*DATA IN THIS EXERCISE:*

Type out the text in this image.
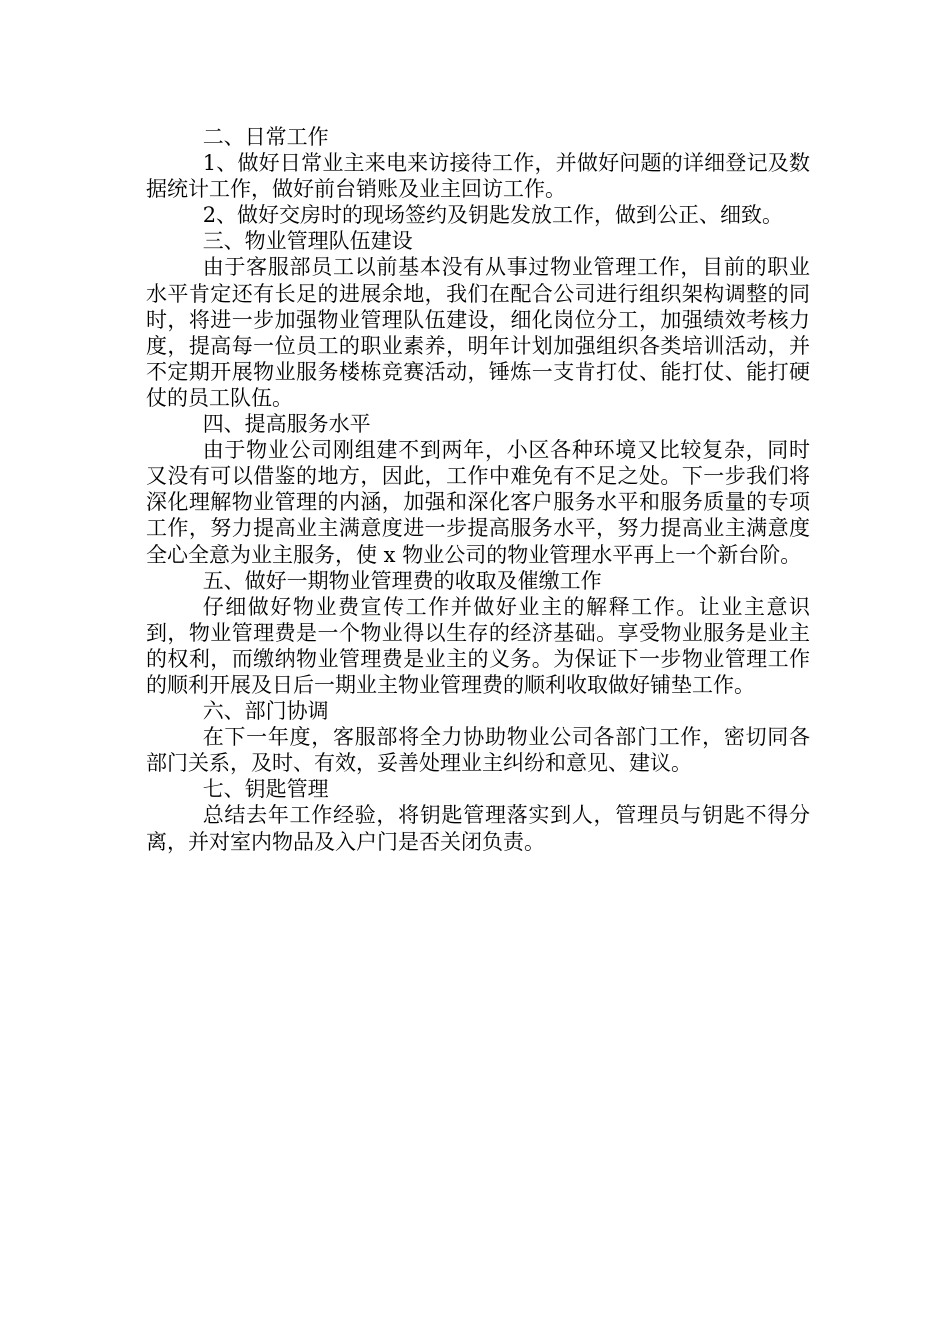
二、日常工作

1、做好日常业主来电来访接待工作，并做好问题的详细登记及数据统计工作，做好前台销账及业主回访工作。

2、做好交房时的现场签约及钥匙发放工作，做到公正、细致。

三、物业管理队伍建设

由于客服部员工以前基本没有从事过物业管理工作，目前的职业水平肯定还有长足的进展余地，我们在配合公司进行组织架构调整的同时，将进一步加强物业管理队伍建设，细化岗位分工，加强绩效考核力度，提高每一位员工的职业素养，明年计划加强组织各类培训活动，并不定期开展物业服务楼栋竞赛活动，锤炼一支肯打仗、能打仗、能打硬仗的员工队伍。

四、提高服务水平

由于物业公司刚组建不到两年，小区各种环境又比较复杂，同时又没有可以借鉴的地方，因此，工作中难免有不足之处。下一步我们将深化理解物业管理的内涵，加强和深化客户服务水平和服务质量的专项工作，努力提高业主满意度进一步提高服务水平，努力提高业主满意度全心全意为业主服务，使 x 物业公司的物业管理水平再上一个新台阶。

五、做好一期物业管理费的收取及催缴工作

仔细做好物业费宣传工作并做好业主的解释工作。让业主意识到，物业管理费是一个物业得以生存的经济基础。享受物业服务是业主的权利，而缴纳物业管理费是业主的义务。为保证下一步物业管理工作的顺利开展及日后一期业主物业管理费的顺利收取做好铺垫工作。

六、部门协调

在下一年度，客服部将全力协助物业公司各部门工作，密切同各部门关系，及时、有效，妥善处理业主纠纷和意见、建议。

七、钥匙管理

总结去年工作经验，将钥匙管理落实到人，管理员与钥匙不得分离，并对室内物品及入户门是否关闭负责。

*WHAT IS REQUIRED:* Every entry must be reproduced exactly, with the images left out.

*PROBLEM SOLUTION:*
Type out the text in this image.
二、日常工作

1、做好日常业主来电来访接待工作，并做好问题的详细登记及数据统计工作，做好前台销账及业主回访工作。

2、做好交房时的现场签约及钥匙发放工作，做到公正、细致。

三、物业管理队伍建设

由于客服部员工以前基本没有从事过物业管理工作，目前的职业水平肯定还有长足的进展余地，我们在配合公司进行组织架构调整的同时，将进一步加强物业管理队伍建设，细化岗位分工，加强绩效考核力度，提高每一位员工的职业素养，明年计划加强组织各类培训活动，并不定期开展物业服务楼栋竞赛活动，锤炼一支肯打仗、能打仗、能打硬仗的员工队伍。

四、提高服务水平

由于物业公司刚组建不到两年，小区各种环境又比较复杂，同时又没有可以借鉴的地方，因此，工作中难免有不足之处。下一步我们将深化理解物业管理的内涵，加强和深化客户服务水平和服务质量的专项工作，努力提高业主满意度进一步提高服务水平，努力提高业主满意度全心全意为业主服务，使 x 物业公司的物业管理水平再上一个新台阶。

五、做好一期物业管理费的收取及催缴工作

仔细做好物业费宣传工作并做好业主的解释工作。让业主意识到，物业管理费是一个物业得以生存的经济基础。享受物业服务是业主的权利，而缴纳物业管理费是业主的义务。为保证下一步物业管理工作的顺利开展及日后一期业主物业管理费的顺利收取做好铺垫工作。

六、部门协调

在下一年度，客服部将全力协助物业公司各部门工作，密切同各部门关系，及时、有效，妥善处理业主纠纷和意见、建议。

七、钥匙管理

总结去年工作经验，将钥匙管理落实到人，管理员与钥匙不得分离，并对室内物品及入户门是否关闭负责。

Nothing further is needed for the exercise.